Listed entries:
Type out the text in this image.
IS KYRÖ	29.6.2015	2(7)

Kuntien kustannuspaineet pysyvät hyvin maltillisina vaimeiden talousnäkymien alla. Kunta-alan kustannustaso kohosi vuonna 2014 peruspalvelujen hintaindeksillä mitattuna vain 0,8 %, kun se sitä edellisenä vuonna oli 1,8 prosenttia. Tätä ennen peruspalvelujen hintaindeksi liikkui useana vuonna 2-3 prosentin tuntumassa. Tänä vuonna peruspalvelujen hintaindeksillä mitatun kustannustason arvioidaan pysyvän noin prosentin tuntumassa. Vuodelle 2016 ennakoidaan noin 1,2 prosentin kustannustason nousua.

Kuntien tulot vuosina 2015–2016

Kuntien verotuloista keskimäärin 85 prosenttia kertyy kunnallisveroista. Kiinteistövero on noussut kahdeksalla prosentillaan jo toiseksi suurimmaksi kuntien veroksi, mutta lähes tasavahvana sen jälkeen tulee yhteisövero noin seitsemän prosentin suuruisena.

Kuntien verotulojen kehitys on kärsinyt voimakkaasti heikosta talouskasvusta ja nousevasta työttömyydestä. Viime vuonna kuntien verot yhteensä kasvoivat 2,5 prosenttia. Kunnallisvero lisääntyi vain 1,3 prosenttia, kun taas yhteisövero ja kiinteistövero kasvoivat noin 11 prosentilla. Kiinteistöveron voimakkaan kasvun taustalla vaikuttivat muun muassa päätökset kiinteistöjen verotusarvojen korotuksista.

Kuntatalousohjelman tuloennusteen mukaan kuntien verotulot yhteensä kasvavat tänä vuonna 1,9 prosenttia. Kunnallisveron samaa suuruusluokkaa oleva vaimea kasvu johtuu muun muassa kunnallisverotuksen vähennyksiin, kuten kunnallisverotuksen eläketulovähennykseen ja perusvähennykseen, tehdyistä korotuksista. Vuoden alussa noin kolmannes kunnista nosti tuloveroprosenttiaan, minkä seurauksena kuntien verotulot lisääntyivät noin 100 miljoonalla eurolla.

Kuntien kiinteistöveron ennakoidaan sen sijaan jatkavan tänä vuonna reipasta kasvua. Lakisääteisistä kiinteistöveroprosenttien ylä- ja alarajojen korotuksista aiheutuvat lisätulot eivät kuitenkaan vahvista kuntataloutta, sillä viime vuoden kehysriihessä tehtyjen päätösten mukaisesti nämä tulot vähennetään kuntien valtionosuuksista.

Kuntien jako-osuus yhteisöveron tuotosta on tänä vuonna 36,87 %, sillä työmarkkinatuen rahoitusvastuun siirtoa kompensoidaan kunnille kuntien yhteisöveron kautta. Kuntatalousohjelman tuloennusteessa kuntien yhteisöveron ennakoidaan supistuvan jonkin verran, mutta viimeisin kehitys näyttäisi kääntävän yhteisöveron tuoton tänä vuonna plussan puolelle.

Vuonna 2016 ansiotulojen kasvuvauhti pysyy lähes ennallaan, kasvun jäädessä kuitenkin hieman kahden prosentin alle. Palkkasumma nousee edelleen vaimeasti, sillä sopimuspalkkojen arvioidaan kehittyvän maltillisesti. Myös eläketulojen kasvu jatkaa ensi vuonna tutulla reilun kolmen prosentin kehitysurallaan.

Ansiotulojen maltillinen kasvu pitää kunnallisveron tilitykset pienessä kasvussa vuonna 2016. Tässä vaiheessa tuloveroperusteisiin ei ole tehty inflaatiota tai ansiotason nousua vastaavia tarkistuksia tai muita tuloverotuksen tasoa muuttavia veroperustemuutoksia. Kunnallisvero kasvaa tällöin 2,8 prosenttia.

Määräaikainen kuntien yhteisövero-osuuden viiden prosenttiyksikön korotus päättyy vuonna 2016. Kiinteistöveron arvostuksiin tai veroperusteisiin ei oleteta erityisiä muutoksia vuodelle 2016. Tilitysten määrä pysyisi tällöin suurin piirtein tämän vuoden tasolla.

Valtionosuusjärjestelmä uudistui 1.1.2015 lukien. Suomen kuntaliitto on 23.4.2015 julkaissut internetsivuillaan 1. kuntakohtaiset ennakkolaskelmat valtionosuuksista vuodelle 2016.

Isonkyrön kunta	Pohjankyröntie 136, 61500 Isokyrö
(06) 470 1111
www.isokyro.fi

Goal: Find the lines holding "prosentin" and list every one.

Solution to this task:
Kuntien kustannuspaineet pysyvät hyvin maltillisina vaimeiden talousnäkymien alla. Kunta-alan kustannustaso kohosi vuonna 2014 peruspalvelujen hintaindeksillä mitattuna vain 0,8 %, kun se sitä edellisenä vuonna oli 1,8 prosenttia. Tätä ennen peruspalvelujen hintaindeksi liikkui useana vuonna 2-3 prosentin tuntumassa. Tänä vuonna peruspalvelujen hintaindeksillä mitatun kustannustason arvioidaan pysyvän noin prosentin tuntumassa. Vuodelle 2016 ennakoidaan noin 1,2 prosentin kustannustason nousua.
Kuntien verotuloista keskimäärin 85 prosenttia kertyy kunnallisveroista. Kiinteistövero on noussut kahdeksalla prosentillaan jo toiseksi suurimmaksi kuntien veroksi, mutta lähes tasavahvana sen jälkeen tulee yhteisövero noin seitsemän prosentin suuruisena.
Vuonna 2016 ansiotulojen kasvuvauhti pysyy lähes ennallaan, kasvun jäädessä kuitenkin hieman kahden prosentin alle. Palkkasumma nousee edelleen vaimeasti, sillä sopimuspalkkojen arvioidaan kehittyvän maltillisesti. Myös eläketulojen kasvu jatkaa ensi vuonna tutulla reilun kolmen prosentin kehitysurallaan.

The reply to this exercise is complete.